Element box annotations
• • •
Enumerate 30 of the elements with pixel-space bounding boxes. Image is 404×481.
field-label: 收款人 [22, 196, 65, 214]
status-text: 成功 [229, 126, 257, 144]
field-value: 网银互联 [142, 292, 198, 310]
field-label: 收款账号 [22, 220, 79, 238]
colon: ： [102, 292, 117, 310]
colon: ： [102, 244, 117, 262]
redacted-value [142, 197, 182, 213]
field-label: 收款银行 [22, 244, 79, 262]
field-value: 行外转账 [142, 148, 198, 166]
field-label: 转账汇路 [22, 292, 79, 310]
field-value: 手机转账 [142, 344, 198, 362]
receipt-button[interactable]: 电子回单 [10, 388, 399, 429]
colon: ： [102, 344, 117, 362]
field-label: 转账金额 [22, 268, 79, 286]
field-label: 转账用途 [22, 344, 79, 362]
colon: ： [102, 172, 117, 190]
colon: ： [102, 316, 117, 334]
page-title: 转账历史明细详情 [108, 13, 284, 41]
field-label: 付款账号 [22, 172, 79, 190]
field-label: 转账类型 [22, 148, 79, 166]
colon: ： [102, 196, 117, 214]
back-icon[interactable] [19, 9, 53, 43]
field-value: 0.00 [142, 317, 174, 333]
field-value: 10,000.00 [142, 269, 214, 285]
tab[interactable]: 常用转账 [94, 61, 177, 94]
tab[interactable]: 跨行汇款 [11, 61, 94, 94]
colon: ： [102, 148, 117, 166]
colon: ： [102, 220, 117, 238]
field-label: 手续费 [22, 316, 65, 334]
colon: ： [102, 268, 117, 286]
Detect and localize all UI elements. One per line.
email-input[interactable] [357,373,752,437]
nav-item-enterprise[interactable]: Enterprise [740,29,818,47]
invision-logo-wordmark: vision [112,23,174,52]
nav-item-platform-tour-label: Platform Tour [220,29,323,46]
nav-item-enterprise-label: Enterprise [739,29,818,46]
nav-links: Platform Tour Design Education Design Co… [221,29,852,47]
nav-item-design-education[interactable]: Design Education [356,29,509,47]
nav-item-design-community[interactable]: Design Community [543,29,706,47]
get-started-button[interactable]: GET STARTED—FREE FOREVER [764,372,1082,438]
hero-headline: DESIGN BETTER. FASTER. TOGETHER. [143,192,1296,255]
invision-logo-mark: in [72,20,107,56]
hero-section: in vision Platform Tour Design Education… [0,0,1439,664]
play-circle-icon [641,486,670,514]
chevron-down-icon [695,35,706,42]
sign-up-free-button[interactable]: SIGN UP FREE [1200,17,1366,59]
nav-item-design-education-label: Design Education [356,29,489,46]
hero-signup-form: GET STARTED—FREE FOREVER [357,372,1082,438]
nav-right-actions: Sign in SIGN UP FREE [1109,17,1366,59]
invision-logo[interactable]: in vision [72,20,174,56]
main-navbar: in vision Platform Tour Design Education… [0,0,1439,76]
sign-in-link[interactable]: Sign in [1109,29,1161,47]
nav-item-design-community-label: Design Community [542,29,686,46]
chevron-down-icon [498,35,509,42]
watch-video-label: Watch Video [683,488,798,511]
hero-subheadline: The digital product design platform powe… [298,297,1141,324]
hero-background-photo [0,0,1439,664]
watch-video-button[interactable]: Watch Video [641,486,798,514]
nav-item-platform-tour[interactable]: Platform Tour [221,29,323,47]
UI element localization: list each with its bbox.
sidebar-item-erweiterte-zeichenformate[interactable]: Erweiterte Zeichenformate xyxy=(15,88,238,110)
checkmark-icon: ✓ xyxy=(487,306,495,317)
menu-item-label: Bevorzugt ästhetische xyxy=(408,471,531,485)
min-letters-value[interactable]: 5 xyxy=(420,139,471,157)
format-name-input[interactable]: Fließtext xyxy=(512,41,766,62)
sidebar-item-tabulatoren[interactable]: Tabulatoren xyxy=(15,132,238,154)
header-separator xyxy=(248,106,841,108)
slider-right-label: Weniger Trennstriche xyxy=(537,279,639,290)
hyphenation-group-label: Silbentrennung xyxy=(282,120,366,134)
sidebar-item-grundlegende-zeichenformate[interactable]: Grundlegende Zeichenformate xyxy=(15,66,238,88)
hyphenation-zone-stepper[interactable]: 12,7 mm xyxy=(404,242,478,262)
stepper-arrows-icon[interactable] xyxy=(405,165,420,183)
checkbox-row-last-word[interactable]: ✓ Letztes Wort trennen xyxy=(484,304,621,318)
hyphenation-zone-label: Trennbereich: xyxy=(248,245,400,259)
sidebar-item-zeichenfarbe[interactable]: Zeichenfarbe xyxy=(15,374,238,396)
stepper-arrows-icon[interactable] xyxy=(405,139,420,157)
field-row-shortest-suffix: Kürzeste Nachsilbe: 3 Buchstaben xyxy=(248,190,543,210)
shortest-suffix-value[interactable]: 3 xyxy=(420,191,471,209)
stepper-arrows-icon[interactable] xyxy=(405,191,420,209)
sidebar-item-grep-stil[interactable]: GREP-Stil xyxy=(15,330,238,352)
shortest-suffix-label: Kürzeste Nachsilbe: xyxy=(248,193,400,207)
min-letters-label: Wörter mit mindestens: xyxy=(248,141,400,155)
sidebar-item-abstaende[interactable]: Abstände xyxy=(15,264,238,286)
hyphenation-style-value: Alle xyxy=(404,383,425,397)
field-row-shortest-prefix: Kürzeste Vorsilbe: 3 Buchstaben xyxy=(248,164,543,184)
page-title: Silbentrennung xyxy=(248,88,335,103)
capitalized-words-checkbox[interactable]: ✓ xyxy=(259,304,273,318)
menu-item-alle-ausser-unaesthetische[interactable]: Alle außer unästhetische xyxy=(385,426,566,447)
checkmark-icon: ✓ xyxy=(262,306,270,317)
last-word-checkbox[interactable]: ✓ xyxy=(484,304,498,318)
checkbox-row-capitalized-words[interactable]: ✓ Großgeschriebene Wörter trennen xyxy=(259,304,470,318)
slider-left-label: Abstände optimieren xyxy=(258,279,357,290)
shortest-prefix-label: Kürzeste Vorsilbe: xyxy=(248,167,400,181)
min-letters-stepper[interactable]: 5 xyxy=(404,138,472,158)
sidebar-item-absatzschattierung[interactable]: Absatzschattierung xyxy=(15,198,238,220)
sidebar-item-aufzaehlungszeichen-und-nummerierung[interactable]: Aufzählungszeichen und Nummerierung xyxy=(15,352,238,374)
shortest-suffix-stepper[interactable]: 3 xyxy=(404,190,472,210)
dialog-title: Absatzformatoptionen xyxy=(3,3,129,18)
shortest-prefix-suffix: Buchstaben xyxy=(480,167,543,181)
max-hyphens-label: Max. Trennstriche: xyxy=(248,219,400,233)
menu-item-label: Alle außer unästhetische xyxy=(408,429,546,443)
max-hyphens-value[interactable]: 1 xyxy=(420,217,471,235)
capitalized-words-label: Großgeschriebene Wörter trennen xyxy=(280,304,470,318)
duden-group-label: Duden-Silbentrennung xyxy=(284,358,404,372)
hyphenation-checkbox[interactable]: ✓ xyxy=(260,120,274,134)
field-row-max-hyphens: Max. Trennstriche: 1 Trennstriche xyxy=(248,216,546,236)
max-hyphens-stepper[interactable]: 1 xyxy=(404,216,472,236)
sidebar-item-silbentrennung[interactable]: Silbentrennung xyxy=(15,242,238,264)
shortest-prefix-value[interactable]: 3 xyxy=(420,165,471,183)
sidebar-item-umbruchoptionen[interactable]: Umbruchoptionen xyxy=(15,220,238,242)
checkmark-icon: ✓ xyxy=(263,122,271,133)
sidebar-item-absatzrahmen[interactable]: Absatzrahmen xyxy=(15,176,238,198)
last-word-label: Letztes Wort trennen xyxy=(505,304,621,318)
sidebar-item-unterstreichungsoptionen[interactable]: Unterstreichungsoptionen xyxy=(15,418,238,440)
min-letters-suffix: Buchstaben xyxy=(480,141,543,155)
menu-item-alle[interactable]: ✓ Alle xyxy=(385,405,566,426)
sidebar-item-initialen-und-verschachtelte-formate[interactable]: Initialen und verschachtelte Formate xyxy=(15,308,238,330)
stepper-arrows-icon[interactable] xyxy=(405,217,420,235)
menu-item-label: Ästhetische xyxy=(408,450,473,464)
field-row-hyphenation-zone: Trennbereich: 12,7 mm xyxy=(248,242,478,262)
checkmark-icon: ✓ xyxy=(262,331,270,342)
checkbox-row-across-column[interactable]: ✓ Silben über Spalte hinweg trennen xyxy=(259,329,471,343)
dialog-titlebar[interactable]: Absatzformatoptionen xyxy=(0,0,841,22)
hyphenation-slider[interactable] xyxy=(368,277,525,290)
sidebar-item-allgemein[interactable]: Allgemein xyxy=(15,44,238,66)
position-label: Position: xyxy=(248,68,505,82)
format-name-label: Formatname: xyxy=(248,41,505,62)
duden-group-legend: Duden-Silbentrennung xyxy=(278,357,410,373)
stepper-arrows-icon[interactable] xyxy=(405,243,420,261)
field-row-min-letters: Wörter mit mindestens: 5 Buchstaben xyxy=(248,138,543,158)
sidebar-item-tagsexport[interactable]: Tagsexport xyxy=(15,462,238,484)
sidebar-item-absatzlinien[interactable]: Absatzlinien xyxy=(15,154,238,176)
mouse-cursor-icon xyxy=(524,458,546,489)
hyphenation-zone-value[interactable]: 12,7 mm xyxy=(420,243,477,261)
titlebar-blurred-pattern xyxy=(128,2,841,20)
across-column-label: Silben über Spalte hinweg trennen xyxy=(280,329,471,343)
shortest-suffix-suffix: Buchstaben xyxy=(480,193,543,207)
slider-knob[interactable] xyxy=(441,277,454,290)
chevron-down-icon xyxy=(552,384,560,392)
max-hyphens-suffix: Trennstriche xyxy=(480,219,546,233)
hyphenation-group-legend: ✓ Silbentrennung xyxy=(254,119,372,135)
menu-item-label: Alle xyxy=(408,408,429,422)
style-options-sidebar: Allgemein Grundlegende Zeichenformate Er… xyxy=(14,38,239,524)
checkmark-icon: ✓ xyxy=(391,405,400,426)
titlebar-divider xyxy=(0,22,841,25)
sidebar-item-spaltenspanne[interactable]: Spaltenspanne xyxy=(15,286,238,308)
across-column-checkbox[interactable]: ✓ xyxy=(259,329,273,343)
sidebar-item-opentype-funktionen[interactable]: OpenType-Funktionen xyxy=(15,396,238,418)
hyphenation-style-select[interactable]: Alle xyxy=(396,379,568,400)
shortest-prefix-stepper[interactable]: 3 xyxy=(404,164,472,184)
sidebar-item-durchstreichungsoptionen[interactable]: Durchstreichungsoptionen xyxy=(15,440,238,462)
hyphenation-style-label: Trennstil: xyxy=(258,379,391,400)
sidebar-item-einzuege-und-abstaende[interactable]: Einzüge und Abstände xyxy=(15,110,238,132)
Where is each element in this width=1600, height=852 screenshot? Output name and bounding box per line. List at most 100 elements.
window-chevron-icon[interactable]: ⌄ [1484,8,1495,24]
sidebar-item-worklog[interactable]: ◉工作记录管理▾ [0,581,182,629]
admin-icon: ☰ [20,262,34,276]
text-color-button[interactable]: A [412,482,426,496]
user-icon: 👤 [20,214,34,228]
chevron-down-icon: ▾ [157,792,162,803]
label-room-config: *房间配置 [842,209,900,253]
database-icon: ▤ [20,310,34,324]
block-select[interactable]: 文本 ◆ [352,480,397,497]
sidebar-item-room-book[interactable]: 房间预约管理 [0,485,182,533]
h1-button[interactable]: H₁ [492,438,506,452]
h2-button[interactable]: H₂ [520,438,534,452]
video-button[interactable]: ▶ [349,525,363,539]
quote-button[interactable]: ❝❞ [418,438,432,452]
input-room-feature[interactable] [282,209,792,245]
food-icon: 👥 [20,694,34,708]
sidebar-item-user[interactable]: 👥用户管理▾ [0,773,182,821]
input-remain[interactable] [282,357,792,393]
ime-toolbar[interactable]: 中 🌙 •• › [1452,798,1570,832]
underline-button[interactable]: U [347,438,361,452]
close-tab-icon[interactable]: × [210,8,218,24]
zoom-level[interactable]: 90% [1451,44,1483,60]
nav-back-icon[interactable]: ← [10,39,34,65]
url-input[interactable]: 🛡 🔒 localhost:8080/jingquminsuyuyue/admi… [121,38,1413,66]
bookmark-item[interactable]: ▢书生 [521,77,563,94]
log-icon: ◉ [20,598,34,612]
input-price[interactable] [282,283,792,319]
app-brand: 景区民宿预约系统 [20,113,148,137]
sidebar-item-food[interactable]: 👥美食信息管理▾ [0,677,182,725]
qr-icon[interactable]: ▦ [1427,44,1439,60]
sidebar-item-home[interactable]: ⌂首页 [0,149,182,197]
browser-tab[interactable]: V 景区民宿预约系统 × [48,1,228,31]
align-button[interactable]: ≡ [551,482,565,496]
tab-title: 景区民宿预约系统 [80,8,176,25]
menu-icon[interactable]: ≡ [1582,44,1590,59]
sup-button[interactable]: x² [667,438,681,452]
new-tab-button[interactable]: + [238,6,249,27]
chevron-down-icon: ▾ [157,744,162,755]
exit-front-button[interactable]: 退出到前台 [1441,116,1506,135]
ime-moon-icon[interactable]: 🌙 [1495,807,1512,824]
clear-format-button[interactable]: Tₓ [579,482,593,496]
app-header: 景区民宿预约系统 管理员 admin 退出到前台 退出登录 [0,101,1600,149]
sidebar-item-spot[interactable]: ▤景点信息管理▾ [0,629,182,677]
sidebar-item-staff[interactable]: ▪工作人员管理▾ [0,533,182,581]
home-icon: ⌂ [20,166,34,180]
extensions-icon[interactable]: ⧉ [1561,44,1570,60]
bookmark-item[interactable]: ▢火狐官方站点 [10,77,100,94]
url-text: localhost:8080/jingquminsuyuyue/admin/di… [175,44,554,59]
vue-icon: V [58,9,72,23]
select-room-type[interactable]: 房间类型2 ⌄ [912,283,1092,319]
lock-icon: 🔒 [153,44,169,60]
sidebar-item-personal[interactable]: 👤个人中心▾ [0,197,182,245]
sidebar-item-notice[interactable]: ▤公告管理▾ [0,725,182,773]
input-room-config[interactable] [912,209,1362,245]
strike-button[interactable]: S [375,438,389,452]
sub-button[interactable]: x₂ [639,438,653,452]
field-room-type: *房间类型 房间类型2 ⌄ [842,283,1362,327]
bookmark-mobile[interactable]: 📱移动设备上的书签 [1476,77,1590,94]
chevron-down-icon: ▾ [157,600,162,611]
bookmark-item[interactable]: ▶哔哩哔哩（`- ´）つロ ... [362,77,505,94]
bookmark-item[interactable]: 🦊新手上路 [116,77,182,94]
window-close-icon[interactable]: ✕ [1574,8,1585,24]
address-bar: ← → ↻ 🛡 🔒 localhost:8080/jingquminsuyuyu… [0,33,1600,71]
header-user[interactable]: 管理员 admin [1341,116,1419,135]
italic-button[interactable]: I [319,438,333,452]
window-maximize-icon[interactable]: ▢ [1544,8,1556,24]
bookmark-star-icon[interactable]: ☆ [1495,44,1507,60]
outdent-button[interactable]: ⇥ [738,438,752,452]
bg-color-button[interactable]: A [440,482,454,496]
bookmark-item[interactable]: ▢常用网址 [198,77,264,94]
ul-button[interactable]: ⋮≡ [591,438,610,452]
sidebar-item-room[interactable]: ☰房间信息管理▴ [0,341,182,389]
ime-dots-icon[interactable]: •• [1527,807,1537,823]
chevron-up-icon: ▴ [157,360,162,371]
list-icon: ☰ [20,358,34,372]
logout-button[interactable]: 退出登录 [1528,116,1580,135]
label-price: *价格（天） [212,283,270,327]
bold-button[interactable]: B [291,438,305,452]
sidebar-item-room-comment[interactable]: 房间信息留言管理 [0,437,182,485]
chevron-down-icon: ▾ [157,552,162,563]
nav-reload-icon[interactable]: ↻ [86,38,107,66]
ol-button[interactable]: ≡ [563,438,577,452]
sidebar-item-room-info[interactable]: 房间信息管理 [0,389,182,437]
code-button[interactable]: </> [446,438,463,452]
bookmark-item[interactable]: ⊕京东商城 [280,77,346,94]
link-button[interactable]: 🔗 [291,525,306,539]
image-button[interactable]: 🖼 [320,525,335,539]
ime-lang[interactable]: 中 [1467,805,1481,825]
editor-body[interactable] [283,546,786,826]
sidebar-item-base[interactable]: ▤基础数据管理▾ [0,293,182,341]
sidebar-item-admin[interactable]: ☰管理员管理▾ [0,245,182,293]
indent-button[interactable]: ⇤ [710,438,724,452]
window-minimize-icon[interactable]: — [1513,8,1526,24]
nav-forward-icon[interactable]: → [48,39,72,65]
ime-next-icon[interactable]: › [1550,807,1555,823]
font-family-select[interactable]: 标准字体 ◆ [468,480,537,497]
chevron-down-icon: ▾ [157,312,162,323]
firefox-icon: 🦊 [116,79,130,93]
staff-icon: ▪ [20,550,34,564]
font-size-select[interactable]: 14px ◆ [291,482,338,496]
• • •
● **AIM OF THE TASK**:
Rewrite everything from the start of the entries down to the line containing "colon: ： [102, 344, 117, 362]", replacing "field-label" with "form-label" and leaving all else unchanged.

● **OUTPUT FOR THIS EXERCISE**:
Enumerate 30 of the elements with pixel-space bounding boxes. Image is 404×481.
form-label: 收款人 [22, 196, 65, 214]
status-text: 成功 [229, 126, 257, 144]
field-value: 网银互联 [142, 292, 198, 310]
form-label: 收款账号 [22, 220, 79, 238]
colon: ： [102, 292, 117, 310]
colon: ： [102, 244, 117, 262]
redacted-value [142, 197, 182, 213]
form-label: 收款银行 [22, 244, 79, 262]
field-value: 行外转账 [142, 148, 198, 166]
form-label: 转账汇路 [22, 292, 79, 310]
field-value: 手机转账 [142, 344, 198, 362]
receipt-button[interactable]: 电子回单 [10, 388, 399, 429]
colon: ： [102, 344, 117, 362]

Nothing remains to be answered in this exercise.